# Collection entries
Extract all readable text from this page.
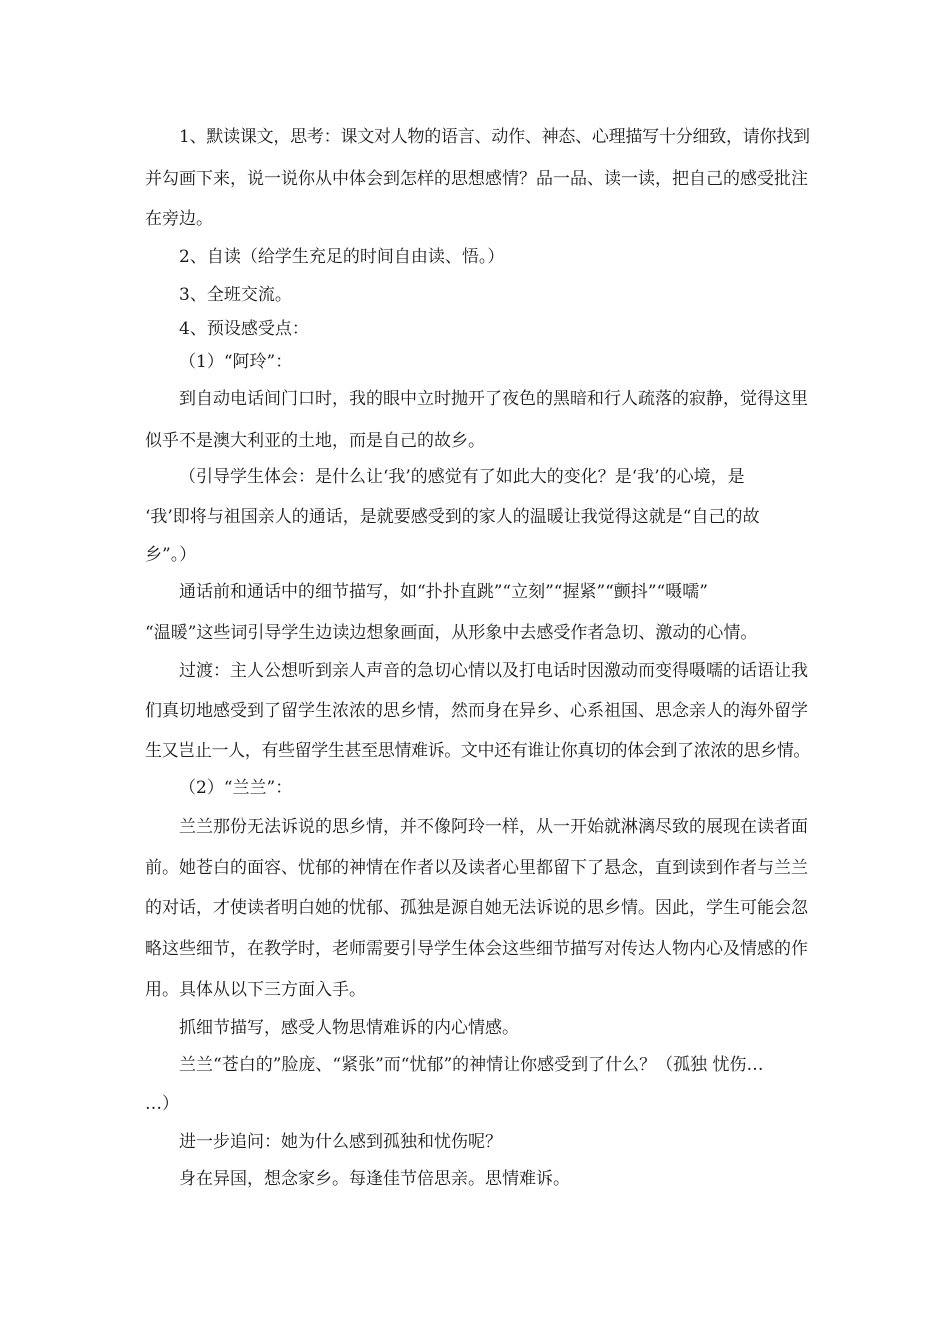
1、默读课文，思考：课文对人物的语言、动作、神态、心理描写十分细致，请你找到

并勾画下来，说一说你从中体会到怎样的思想感情？品一品、读一读，把自己的感受批注

在旁边。

2、自读（给学生充足的时间自由读、悟。）

3、全班交流。

4、预设感受点：

（1）“阿玲”：

到自动电话间门口时，我的眼中立时抛开了夜色的黑暗和行人疏落的寂静，觉得这里

似乎不是澳大利亚的土地，而是自己的故乡。

（引导学生体会：是什么让‘我’的感觉有了如此大的变化？是‘我’的心境，是

‘我’即将与祖国亲人的通话，是就要感受到的家人的温暖让我觉得这就是“自己的故

乡”。）

通话前和通话中的细节描写，如“扑扑直跳”“立刻”“握紧”“颤抖”“嗫嚅”

“温暖”这些词引导学生边读边想象画面，从形象中去感受作者急切、激动的心情。

过渡：主人公想听到亲人声音的急切心情以及打电话时因激动而变得嗫嚅的话语让我

们真切地感受到了留学生浓浓的思乡情，然而身在异乡、心系祖国、思念亲人的海外留学

生又岂止一人，有些留学生甚至思情难诉。文中还有谁让你真切的体会到了浓浓的思乡情。

（2）“兰兰”：

兰兰那份无法诉说的思乡情，并不像阿玲一样，从一开始就淋漓尽致的展现在读者面

前。她苍白的面容、忧郁的神情在作者以及读者心里都留下了悬念，直到读到作者与兰兰

的对话，才使读者明白她的忧郁、孤独是源自她无法诉说的思乡情。因此，学生可能会忽

略这些细节，在教学时，老师需要引导学生体会这些细节描写对传达人物内心及情感的作

用。具体从以下三方面入手。

抓细节描写，感受人物思情难诉的内心情感。

兰兰“苍白的”脸庞、“紧张”而“忧郁”的神情让你感受到了什么？（孤独 忧伤…

…）

进一步追问：她为什么感到孤独和忧伤呢？

身在异国，想念家乡。每逢佳节倍思亲。思情难诉。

# WHAT THE TASK ASKS
Please transcribe the material above exactly as written. Leave the pictures out.

# SOLUTION
Extract all readable text from this page.
1、默读课文，思考：课文对人物的语言、动作、神态、心理描写十分细致，请你找到

并勾画下来，说一说你从中体会到怎样的思想感情？品一品、读一读，把自己的感受批注

在旁边。

2、自读（给学生充足的时间自由读、悟。）

3、全班交流。

4、预设感受点：

（1）“阿玲”：

到自动电话间门口时，我的眼中立时抛开了夜色的黑暗和行人疏落的寂静，觉得这里

似乎不是澳大利亚的土地，而是自己的故乡。

（引导学生体会：是什么让‘我’的感觉有了如此大的变化？是‘我’的心境，是

‘我’即将与祖国亲人的通话，是就要感受到的家人的温暖让我觉得这就是“自己的故

乡”。）

通话前和通话中的细节描写，如“扑扑直跳”“立刻”“握紧”“颤抖”“嗫嚅”

“温暖”这些词引导学生边读边想象画面，从形象中去感受作者急切、激动的心情。

过渡：主人公想听到亲人声音的急切心情以及打电话时因激动而变得嗫嚅的话语让我

们真切地感受到了留学生浓浓的思乡情，然而身在异乡、心系祖国、思念亲人的海外留学

生又岂止一人，有些留学生甚至思情难诉。文中还有谁让你真切的体会到了浓浓的思乡情。

（2）“兰兰”：

兰兰那份无法诉说的思乡情，并不像阿玲一样，从一开始就淋漓尽致的展现在读者面

前。她苍白的面容、忧郁的神情在作者以及读者心里都留下了悬念，直到读到作者与兰兰

的对话，才使读者明白她的忧郁、孤独是源自她无法诉说的思乡情。因此，学生可能会忽

略这些细节，在教学时，老师需要引导学生体会这些细节描写对传达人物内心及情感的作

用。具体从以下三方面入手。

抓细节描写，感受人物思情难诉的内心情感。

兰兰“苍白的”脸庞、“紧张”而“忧郁”的神情让你感受到了什么？（孤独 忧伤…

…）

进一步追问：她为什么感到孤独和忧伤呢？

身在异国，想念家乡。每逢佳节倍思亲。思情难诉。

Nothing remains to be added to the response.